Written problem -
Transcribe the lines below verbatim, skipping the images.

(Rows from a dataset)
- - -

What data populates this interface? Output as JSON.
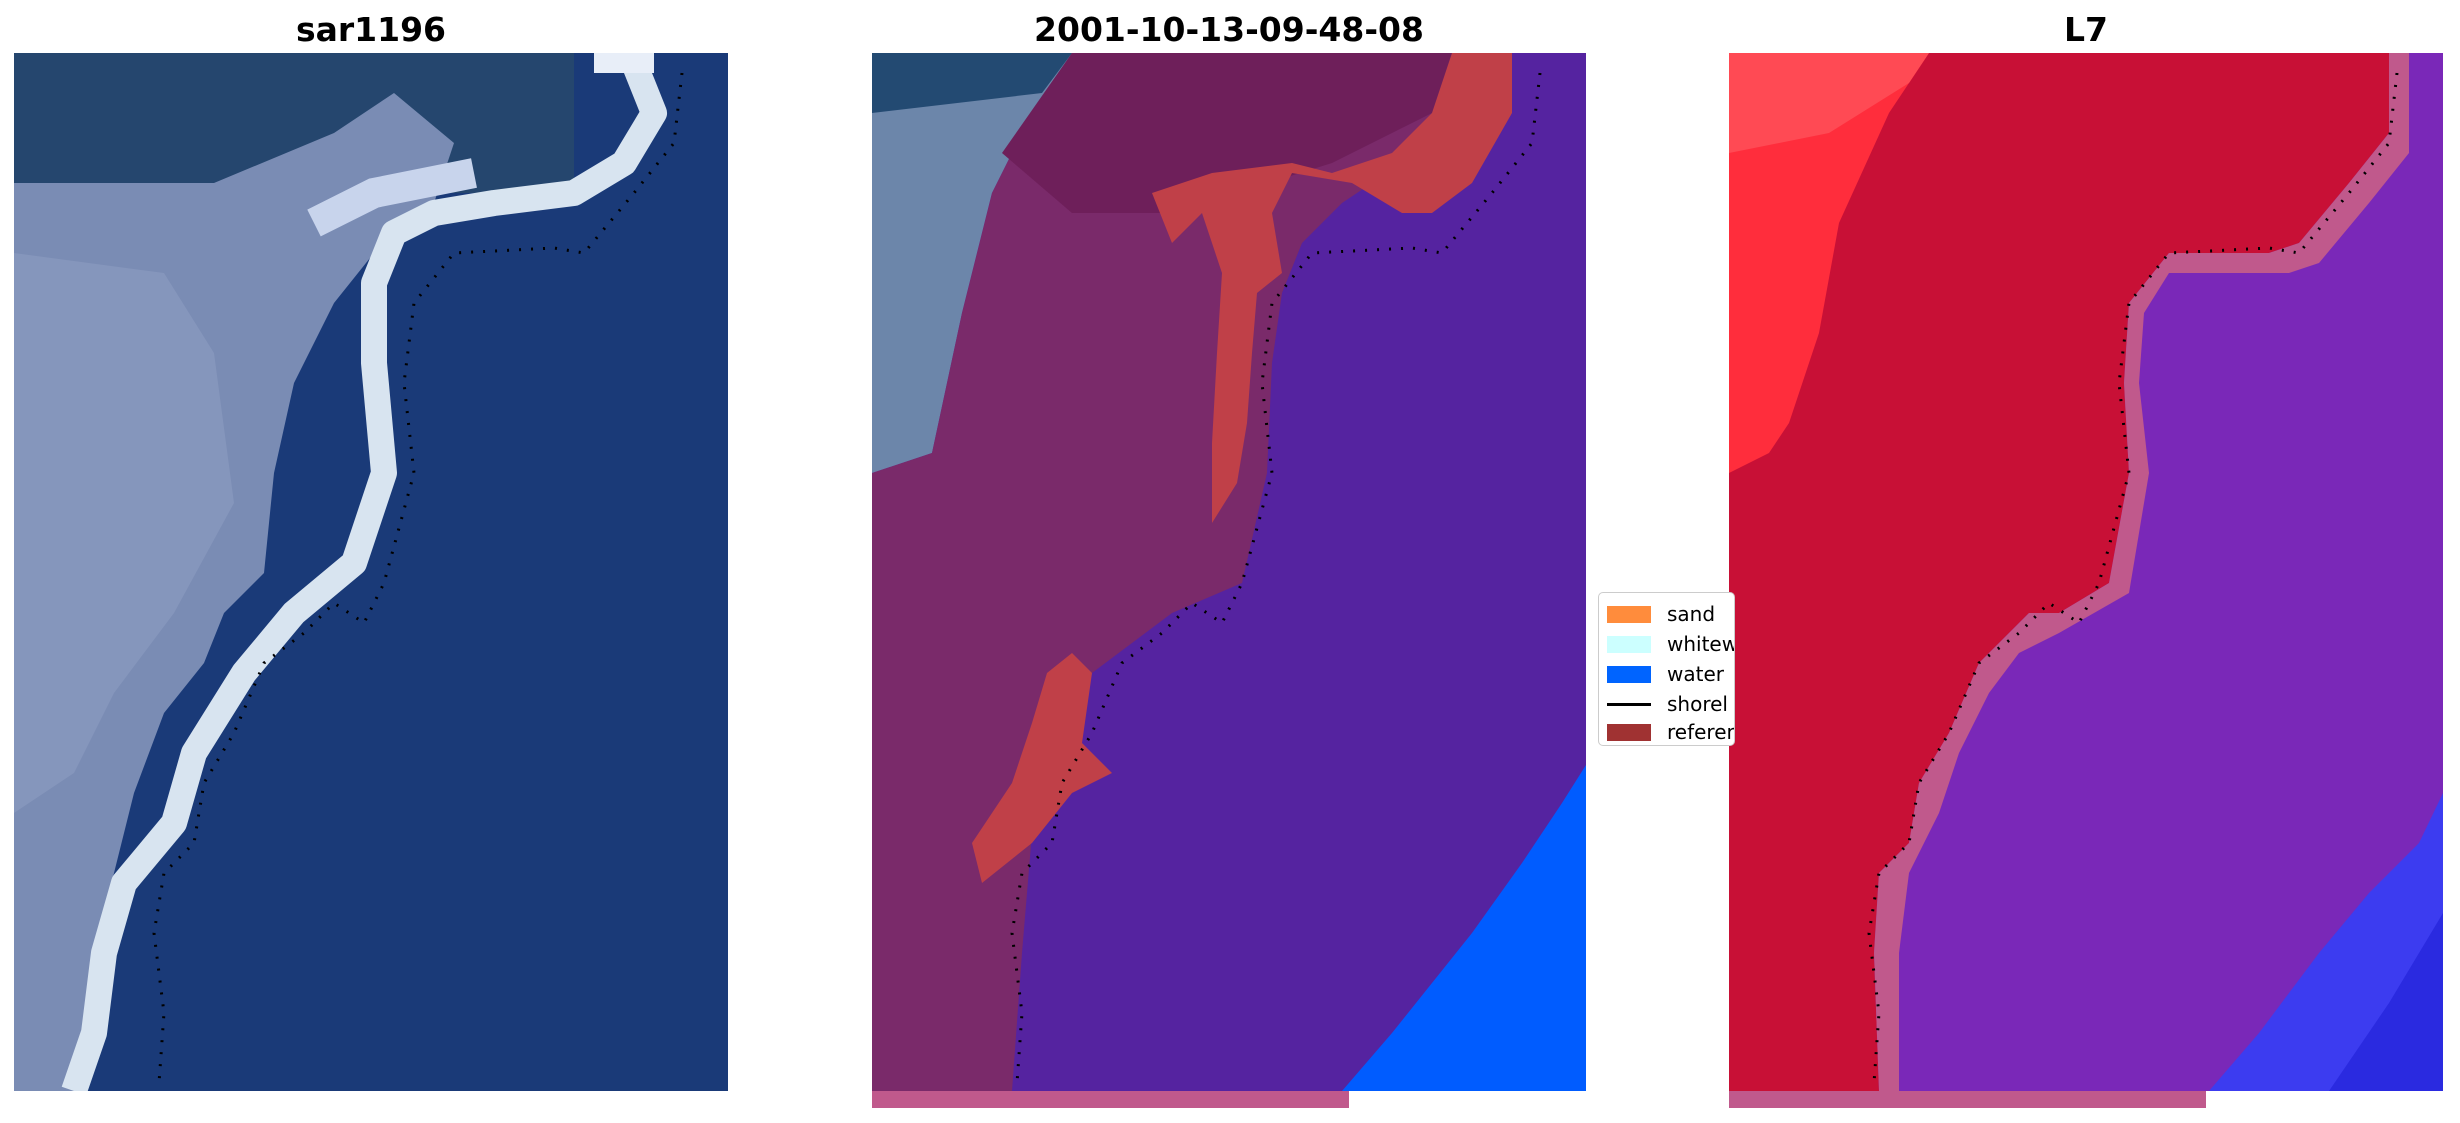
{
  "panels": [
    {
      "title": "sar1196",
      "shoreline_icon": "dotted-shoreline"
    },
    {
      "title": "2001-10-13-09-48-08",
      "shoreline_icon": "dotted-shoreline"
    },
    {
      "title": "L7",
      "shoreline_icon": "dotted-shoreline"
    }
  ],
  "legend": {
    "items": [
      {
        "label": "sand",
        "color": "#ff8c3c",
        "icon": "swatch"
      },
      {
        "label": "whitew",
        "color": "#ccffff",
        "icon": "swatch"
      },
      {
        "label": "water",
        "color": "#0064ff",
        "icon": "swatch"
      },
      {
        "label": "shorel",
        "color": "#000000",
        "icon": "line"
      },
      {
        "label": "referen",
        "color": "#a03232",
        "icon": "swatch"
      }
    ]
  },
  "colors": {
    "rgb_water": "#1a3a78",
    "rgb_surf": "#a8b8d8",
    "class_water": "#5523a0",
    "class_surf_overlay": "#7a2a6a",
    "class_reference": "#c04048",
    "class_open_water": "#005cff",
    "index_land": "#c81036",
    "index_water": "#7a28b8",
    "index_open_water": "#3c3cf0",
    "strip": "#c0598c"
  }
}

- - -

Task result -
What data populates this interface? Output as JSON.
{
  "panels": [
    {
      "title": "sar1196",
      "shoreline_icon": "dotted-shoreline"
    },
    {
      "title": "2001-10-13-09-48-08",
      "shoreline_icon": "dotted-shoreline"
    },
    {
      "title": "L7",
      "shoreline_icon": "dotted-shoreline"
    }
  ],
  "legend": {
    "items": [
      {
        "label": "sand",
        "color": "#ff8c3c",
        "icon": "swatch"
      },
      {
        "label": "whitew",
        "color": "#ccffff",
        "icon": "swatch"
      },
      {
        "label": "water",
        "color": "#0064ff",
        "icon": "swatch"
      },
      {
        "label": "shorel",
        "color": "#000000",
        "icon": "line"
      },
      {
        "label": "referen",
        "color": "#a03232",
        "icon": "swatch"
      }
    ]
  },
  "colors": {
    "rgb_water": "#1a3a78",
    "rgb_surf": "#a8b8d8",
    "class_water": "#5523a0",
    "class_surf_overlay": "#7a2a6a",
    "class_reference": "#c04048",
    "class_open_water": "#005cff",
    "index_land": "#c81036",
    "index_water": "#7a28b8",
    "index_open_water": "#3c3cf0",
    "strip": "#c0598c"
  }
}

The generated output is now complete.